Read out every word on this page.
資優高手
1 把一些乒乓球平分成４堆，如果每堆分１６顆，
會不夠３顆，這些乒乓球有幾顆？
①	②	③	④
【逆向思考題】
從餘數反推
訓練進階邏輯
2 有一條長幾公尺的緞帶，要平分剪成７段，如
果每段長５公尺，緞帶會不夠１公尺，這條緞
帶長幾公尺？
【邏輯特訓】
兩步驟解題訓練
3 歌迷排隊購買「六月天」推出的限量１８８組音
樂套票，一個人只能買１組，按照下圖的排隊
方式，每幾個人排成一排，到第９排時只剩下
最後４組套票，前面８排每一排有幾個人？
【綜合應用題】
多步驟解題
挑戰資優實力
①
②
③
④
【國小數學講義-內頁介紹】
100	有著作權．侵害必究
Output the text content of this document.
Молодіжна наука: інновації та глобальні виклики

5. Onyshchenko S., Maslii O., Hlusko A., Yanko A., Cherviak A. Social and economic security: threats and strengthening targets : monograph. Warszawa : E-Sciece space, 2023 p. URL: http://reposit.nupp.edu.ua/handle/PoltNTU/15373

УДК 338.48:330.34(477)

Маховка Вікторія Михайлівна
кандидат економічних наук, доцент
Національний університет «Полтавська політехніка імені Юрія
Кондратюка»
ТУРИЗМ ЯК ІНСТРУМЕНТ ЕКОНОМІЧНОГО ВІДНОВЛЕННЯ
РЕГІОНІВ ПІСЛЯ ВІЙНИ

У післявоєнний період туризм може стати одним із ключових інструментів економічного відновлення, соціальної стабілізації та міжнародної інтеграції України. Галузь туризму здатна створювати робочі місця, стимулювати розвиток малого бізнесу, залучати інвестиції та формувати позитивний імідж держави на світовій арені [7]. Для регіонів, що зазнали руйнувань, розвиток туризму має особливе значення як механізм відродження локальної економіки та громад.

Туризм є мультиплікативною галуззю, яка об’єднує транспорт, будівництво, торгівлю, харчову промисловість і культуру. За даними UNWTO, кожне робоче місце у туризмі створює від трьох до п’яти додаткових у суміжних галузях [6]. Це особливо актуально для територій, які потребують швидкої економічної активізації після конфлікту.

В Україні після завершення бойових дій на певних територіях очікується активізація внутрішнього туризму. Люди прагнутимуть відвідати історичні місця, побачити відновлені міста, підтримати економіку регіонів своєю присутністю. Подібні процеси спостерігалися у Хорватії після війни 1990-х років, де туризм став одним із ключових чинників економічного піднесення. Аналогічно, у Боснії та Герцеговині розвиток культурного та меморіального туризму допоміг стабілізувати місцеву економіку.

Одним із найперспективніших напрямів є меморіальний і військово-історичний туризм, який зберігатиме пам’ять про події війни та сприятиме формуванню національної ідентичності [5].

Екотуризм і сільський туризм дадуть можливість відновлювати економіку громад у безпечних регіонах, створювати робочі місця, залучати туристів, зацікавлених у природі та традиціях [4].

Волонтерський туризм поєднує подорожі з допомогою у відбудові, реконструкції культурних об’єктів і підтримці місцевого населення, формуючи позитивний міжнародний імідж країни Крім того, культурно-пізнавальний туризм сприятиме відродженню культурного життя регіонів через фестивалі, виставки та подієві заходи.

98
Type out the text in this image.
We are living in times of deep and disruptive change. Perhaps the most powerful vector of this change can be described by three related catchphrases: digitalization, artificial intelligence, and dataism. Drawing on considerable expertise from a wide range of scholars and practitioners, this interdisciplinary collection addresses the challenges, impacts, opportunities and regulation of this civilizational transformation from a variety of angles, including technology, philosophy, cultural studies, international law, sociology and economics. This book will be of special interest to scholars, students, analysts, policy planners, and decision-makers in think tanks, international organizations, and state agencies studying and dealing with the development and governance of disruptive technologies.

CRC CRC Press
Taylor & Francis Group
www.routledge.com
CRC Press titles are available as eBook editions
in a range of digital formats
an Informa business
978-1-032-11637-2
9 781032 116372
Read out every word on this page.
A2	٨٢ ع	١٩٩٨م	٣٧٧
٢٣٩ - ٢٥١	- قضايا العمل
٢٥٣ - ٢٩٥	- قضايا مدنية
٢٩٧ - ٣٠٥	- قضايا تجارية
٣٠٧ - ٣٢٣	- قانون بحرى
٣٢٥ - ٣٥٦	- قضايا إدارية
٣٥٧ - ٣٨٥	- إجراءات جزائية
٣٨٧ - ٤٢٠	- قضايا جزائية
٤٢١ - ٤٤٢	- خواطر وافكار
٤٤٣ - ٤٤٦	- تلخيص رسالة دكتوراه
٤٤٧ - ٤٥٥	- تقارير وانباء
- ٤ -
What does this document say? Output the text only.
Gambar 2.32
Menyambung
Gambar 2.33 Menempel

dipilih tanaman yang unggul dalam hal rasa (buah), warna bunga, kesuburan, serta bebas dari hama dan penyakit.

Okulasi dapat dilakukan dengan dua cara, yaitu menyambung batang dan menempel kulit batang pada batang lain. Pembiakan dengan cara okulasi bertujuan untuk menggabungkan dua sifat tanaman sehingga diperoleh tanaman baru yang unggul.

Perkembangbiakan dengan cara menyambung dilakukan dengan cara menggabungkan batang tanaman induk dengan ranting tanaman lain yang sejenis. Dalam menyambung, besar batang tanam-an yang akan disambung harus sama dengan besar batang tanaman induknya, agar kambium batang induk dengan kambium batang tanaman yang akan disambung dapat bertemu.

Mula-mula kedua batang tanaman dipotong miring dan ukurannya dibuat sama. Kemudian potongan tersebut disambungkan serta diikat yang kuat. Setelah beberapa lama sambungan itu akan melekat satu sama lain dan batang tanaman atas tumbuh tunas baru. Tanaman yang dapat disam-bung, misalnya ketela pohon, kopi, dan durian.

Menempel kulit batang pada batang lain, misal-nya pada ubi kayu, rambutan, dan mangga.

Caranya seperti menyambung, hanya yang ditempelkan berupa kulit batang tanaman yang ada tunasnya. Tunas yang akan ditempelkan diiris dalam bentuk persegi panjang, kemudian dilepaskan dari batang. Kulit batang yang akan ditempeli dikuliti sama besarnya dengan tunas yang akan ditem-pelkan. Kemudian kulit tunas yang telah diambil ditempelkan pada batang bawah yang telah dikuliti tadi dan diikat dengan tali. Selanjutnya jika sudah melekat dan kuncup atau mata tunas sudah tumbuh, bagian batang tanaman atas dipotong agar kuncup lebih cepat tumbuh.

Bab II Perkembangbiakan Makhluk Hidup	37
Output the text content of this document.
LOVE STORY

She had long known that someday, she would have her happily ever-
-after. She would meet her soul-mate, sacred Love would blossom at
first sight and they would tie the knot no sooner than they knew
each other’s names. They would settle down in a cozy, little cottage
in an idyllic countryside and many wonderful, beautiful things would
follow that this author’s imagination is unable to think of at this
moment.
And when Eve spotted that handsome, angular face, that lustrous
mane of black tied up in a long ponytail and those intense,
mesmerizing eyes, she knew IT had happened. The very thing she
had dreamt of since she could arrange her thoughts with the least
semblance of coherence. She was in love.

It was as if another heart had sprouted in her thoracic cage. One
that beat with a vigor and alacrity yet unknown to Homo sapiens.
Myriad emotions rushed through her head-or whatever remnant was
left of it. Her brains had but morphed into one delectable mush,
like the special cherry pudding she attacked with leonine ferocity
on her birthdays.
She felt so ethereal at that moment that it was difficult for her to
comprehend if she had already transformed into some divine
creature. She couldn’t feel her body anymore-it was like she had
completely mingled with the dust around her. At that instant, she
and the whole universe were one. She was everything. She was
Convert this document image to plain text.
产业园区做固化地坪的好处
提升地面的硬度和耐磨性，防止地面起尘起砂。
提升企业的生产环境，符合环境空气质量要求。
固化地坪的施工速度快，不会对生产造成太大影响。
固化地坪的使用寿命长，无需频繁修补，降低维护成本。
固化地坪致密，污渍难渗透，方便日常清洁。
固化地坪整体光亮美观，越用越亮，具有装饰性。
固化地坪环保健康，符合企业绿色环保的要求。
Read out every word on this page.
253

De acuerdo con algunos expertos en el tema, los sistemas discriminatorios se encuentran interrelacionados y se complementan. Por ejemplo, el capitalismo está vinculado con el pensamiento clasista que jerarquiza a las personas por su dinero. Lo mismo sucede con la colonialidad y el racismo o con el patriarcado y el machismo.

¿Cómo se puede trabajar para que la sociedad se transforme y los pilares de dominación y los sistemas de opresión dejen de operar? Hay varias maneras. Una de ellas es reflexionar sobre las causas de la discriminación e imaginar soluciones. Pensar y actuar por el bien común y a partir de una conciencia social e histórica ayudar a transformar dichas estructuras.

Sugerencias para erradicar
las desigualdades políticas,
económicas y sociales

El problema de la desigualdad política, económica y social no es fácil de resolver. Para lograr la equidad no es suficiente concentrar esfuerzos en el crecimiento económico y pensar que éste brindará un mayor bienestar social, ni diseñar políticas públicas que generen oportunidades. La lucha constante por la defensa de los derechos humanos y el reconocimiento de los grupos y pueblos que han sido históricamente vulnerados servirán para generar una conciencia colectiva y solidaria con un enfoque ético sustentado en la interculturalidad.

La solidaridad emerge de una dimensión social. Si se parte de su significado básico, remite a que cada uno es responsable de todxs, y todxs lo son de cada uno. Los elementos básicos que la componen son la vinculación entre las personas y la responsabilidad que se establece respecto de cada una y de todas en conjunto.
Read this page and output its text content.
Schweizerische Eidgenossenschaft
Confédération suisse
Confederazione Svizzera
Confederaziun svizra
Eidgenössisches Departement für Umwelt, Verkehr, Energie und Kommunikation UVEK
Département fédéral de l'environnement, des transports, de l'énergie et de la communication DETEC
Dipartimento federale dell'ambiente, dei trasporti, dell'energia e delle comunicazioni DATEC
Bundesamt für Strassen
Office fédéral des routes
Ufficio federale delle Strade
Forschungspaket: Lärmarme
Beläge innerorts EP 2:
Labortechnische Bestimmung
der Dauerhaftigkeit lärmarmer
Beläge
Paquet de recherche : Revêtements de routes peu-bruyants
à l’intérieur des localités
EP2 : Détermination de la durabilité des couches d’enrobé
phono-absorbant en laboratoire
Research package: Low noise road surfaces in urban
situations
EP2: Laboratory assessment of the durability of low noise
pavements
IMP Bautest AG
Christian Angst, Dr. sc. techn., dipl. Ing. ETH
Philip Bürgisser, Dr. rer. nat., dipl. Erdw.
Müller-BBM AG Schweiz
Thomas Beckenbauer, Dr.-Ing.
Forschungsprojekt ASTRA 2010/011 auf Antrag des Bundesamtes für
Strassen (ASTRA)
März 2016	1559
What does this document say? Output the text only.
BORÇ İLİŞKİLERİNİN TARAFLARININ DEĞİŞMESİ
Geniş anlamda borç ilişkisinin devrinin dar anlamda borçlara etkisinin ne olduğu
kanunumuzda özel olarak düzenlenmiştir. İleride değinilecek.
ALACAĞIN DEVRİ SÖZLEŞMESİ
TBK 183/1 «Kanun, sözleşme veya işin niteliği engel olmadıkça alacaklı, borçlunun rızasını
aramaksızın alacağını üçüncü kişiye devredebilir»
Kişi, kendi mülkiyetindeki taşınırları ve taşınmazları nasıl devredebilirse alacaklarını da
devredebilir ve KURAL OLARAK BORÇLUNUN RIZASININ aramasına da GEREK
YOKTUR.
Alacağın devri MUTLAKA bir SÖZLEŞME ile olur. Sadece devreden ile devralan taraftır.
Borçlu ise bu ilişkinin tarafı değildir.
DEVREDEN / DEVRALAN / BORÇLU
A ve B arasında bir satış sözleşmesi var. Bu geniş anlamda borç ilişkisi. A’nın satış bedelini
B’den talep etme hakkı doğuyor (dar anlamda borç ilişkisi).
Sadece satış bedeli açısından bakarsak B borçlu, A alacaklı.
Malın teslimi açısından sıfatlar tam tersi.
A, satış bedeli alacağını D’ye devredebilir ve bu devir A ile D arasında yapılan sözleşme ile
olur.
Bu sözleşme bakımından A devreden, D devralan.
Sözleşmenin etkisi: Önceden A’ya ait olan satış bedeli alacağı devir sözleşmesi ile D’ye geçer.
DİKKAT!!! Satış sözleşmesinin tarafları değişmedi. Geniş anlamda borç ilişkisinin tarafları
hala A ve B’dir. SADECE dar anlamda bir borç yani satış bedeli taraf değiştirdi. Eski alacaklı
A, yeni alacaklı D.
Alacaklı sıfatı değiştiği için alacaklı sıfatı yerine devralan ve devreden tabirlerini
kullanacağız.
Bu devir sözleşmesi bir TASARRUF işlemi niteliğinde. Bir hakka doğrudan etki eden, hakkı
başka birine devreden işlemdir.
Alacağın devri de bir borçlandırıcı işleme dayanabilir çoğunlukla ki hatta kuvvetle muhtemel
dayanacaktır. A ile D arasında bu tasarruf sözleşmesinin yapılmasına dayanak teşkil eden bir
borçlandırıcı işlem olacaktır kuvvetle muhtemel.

━━━━━━━━━━━━━━━━

Requirement
Within the material above, find the lines that contain the word "text"; copy them.

Answer for this exercise
Output the text content of this document.
Type out the text in this image.
What does this document say? Output the text only.
Output the text content of this document.
Convert this document image to plain text.
Read this page and output its text content.
What does this document say? Output the text only.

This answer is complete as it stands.